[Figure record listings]
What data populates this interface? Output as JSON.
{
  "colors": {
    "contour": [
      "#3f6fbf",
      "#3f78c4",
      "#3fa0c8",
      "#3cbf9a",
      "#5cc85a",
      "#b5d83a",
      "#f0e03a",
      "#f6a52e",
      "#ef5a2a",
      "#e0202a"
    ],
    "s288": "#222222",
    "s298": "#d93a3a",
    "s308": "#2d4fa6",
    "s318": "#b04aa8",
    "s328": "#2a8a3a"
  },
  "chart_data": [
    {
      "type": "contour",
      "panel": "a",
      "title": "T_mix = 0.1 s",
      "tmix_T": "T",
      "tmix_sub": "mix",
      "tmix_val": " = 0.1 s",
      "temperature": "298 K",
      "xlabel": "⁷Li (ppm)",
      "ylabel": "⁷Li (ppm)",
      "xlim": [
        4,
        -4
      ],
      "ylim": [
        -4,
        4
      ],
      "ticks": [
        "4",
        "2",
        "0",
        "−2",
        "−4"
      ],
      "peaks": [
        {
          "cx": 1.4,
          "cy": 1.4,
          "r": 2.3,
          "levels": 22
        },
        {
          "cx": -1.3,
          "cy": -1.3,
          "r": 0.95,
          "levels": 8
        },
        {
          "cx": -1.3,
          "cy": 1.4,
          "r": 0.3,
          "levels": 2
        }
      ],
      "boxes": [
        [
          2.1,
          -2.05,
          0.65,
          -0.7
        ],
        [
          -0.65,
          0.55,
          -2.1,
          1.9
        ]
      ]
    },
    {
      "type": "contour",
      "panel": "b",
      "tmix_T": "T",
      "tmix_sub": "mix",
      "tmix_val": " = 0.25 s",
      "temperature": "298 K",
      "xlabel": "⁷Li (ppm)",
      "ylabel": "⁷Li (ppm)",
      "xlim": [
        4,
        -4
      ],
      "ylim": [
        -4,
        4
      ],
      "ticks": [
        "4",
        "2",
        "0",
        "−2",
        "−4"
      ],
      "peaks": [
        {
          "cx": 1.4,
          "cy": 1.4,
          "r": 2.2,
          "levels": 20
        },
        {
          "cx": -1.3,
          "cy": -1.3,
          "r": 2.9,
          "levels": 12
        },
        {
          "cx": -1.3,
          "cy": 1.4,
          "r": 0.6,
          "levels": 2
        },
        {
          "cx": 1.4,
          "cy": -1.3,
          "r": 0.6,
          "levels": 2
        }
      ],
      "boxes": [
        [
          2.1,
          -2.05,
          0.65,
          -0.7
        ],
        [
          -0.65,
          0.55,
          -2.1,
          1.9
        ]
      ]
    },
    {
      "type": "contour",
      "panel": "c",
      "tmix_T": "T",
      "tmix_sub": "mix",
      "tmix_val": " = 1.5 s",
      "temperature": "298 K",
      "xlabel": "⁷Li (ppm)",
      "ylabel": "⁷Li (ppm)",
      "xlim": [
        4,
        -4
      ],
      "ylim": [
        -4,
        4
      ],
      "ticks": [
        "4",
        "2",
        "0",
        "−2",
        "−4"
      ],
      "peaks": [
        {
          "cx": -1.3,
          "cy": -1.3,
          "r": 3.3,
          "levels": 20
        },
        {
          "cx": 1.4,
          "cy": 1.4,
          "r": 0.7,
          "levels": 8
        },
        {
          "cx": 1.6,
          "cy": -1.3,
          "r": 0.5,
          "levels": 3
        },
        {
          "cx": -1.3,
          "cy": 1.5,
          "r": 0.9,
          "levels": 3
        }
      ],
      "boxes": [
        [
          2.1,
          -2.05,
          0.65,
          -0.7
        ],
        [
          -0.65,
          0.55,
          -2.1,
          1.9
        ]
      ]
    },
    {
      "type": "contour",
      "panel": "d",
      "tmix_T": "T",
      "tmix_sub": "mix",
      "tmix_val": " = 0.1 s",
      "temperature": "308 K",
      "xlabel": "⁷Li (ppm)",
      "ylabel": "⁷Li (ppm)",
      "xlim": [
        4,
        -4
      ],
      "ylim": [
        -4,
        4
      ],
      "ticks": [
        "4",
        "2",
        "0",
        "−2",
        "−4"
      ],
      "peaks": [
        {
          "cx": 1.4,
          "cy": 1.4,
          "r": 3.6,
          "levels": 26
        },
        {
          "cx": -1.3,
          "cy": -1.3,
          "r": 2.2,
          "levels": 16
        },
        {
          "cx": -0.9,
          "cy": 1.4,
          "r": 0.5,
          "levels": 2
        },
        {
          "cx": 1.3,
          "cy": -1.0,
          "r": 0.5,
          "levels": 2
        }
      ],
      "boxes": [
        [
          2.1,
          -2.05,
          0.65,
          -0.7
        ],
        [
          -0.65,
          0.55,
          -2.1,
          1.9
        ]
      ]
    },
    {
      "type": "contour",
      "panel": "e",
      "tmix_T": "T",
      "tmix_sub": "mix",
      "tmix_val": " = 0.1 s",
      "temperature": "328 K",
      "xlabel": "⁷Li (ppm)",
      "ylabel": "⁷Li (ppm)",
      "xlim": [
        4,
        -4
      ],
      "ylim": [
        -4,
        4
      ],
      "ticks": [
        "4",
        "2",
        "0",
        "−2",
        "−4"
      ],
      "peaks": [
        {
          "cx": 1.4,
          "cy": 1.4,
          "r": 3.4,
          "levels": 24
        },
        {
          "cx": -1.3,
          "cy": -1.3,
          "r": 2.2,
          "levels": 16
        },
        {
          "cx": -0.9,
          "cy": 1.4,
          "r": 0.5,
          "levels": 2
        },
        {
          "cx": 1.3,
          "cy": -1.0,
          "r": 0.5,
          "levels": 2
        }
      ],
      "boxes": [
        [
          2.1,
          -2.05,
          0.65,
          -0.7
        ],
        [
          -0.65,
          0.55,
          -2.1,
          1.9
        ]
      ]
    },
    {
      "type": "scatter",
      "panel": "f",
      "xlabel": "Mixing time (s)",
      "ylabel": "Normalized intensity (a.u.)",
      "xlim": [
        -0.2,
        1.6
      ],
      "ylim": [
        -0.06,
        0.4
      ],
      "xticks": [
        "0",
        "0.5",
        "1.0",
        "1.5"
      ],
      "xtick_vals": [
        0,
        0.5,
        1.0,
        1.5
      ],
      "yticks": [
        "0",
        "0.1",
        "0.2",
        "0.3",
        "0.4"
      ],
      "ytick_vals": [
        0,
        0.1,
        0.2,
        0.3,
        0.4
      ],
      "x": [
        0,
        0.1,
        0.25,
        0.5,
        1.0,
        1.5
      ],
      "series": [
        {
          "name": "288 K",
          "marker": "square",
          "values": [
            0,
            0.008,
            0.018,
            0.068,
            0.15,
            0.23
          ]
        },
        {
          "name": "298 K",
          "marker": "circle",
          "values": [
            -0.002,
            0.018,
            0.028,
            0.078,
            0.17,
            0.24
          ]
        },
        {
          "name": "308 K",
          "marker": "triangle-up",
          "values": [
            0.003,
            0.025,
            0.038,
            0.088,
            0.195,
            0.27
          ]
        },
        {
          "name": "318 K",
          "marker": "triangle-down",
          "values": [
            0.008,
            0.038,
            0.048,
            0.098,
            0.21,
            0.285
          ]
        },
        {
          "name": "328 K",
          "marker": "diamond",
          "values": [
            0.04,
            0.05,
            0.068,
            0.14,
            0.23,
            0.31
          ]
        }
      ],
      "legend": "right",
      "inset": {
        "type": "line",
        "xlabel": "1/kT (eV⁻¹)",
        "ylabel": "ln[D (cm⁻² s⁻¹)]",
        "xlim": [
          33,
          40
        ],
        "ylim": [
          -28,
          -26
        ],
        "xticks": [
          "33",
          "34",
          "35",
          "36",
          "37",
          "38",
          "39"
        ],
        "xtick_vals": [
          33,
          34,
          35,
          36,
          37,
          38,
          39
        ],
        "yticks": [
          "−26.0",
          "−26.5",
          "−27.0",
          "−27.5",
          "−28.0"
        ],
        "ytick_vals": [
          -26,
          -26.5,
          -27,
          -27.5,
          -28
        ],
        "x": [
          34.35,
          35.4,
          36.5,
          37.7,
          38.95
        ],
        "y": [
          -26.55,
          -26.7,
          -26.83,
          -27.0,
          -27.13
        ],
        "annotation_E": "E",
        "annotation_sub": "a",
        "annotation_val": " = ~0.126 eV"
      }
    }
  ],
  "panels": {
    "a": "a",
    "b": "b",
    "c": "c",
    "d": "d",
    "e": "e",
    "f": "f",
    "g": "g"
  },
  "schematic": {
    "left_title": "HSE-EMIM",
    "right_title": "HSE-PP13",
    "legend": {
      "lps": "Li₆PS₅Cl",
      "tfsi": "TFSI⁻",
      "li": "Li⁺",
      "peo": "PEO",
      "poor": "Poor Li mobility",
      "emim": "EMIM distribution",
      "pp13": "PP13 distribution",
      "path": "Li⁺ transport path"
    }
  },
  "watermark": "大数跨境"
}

● **To do**:
Give nothing but the count of lines in the listing above that hold the string "triangle".

● **Result of the exercise**:
2